- **STATED GOAL A**:
In the book review below, rewrite the paragraph beginning "While transparency has always played a role" as a shorter bulleted list that keeps its main facts.

- **EXTRACT PROVIDED**:
##############################

Abstract

Some would argue that academic book reviews are an important form of transparency. In times when academic books are plentiful but expensive, reviews provide academics with objective assessments and help them make better purchasing decisions. However, anyone who has written a book review or whose work has been reviewed knows that the social practice of book reviewing is a much more multifaceted activity (see Chong, 2020). While it does involve rendering visible and intelligible some parts of a book, it also involves omitting others and sometimes even cloaking one’s true opinion about a text.
While transparency has always played a role in many social activities (such as book reviewing), it has turned into one of the most dominant matters of concern in times of digitalization and datafication. In his new book, Mikkel Flyverbom draws together the growing body of research on transparency in a datafied world and translates it into an intuitive yet powerful framework for future work on this issue. Analog to the introductory example of book reviews, Flyverbom argues that studying transparency as a mere matter of information transfer misses many (and the most interesting) of its social consequences. As an alternative to such an information-centered approach, he proposes visibility management as a communication-centered perspective, which refracts phenomena of digital transparency into networked practices of revealing and concealing.
The argument of the book unfolds over the course of five chapters. In the first chapter, Flyverbom engages with the way we think and speak about the technical environment we currently live in. Rather than drawing on terminology that alludes to a utopian detached reality (‘cyberspace’), he argues that we should conceive of this environment as a ‘digital backbone’ (p. 56). 1 Thinking of the digital in terms of material infrastructure acknowledges the highly consequential ways in which it is entangled in economic, social and political processes. It also opens new lines of inquiry into the everyday practices of visibility that take place in and around this infrastructure. The focal role these digital backbones play in our everyday lives has inevitably evoked discussions about their transparency and accountability.

##############################

- **SUPPLIED DATA**:

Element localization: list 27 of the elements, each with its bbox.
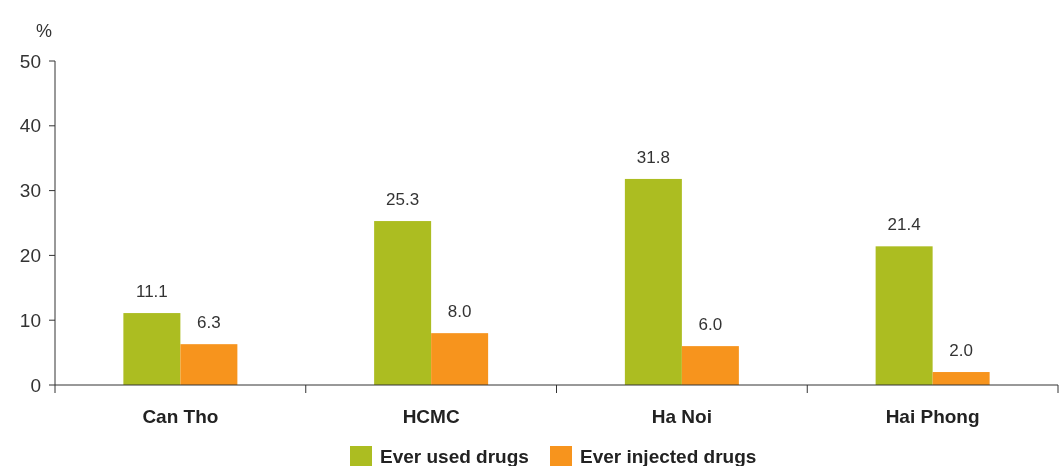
- bar: [374, 221, 432, 385]
- text: 2.0: [949, 341, 973, 361]
- text: 21.4: [887, 215, 921, 235]
- bar: [932, 372, 990, 385]
- text: 6.0: [698, 315, 723, 335]
- bar: [431, 333, 489, 385]
- bar: [123, 313, 181, 385]
- text: 25.3: [386, 190, 420, 210]
- x-tick-label: Hai Phong: [885, 406, 980, 427]
- x-tick-label: Ha Noi: [651, 406, 712, 427]
- y-tick-label: 10: [19, 309, 41, 331]
- y-axis-title: %: [35, 21, 52, 41]
- bar: [681, 346, 739, 385]
- bar: [180, 344, 238, 385]
- text: 8.0: [447, 302, 472, 322]
- y-tick-label: 50: [19, 50, 41, 72]
- x-tick-label: Can Tho: [142, 406, 219, 427]
- y-tick-label: 0: [30, 374, 41, 396]
- y-tick-label: 30: [19, 180, 41, 202]
- bar: [875, 246, 933, 385]
- y-tick-label: 40: [19, 115, 41, 137]
- text: 11.1: [135, 282, 168, 302]
- y-tick-label: 20: [19, 245, 41, 267]
- text: 31.8: [636, 147, 670, 167]
- x-tick-label: HCMC: [402, 406, 460, 427]
- text: 6.3: [197, 313, 221, 333]
- bar: [624, 178, 682, 385]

##############################

- **STATED GOAL B**:
Output every line of the records in Block 1 as a Markdown table with the columns Row and Line. Leave out the picture and any blank lines.

- **RIGHT ANSWER A**:
- Transparency has long mattered in social activities such as book reviewing, but digitalization and datafication have made it a dominant concern.
- Mikkel Flyverbom's new book brings together research on transparency in a datafied world and turns it into an intuitive yet powerful framework for future work.
- He argues that treating transparency as mere information transfer misses many of its social consequences, including the most interesting ones.
- Instead, he proposes visibility management, a communication-centered perspective that treats digital transparency as networked practices of revealing and concealing.

- **RIGHT ANSWER B**:
| Row | Line |
|---|---|
| 1 | Element localization: list 27 of the elements, each with its bbox. |
| 2 | - bar: [374, 221, 432, 385] |
| 3 | - text: 2.0: [949, 341, 973, 361] |
| 4 | - text: 21.4: [887, 215, 921, 235] |
| 5 | - bar: [932, 372, 990, 385] |
| 6 | - text: 6.0: [698, 315, 723, 335] |
| 7 | - bar: [431, 333, 489, 385] |
| 8 | - bar: [123, 313, 181, 385] |
| 9 | - text: 25.3: [386, 190, 420, 210] |
| 10 | - x-tick-label: Hai Phong: [885, 406, 980, 427] |
| 11 | - x-tick-label: Ha Noi: [651, 406, 712, 427] |
| 12 | - y-tick-label: 10: [19, 309, 41, 331] |
| 13 | - y-axis-title: %: [35, 21, 52, 41] |
| 14 | - bar: [681, 346, 739, 385] |
| 15 | - bar: [180, 344, 238, 385] |
| 16 | - text: 8.0: [447, 302, 472, 322] |
| 17 | - y-tick-label: 50: [19, 50, 41, 72] |
| 18 | - x-tick-label: Can Tho: [142, 406, 219, 427] |
| 19 | - y-tick-label: 0: [30, 374, 41, 396] |
| 20 | - y-tick-label: 30: [19, 180, 41, 202] |
| 21 | - bar: [875, 246, 933, 385] |
| 22 | - y-tick-label: 40: [19, 115, 41, 137] |
| 23 | - text: 11.1: [135, 282, 168, 302] |
| 24 | - y-tick-label: 20: [19, 245, 41, 267] |
| 25 | - text: 31.8: [636, 147, 670, 167] |
| 26 | - x-tick-label: HCMC: [402, 406, 460, 427] |
| 27 | - text: 6.3: [197, 313, 221, 333] |
| 28 | - bar: [624, 178, 682, 385] |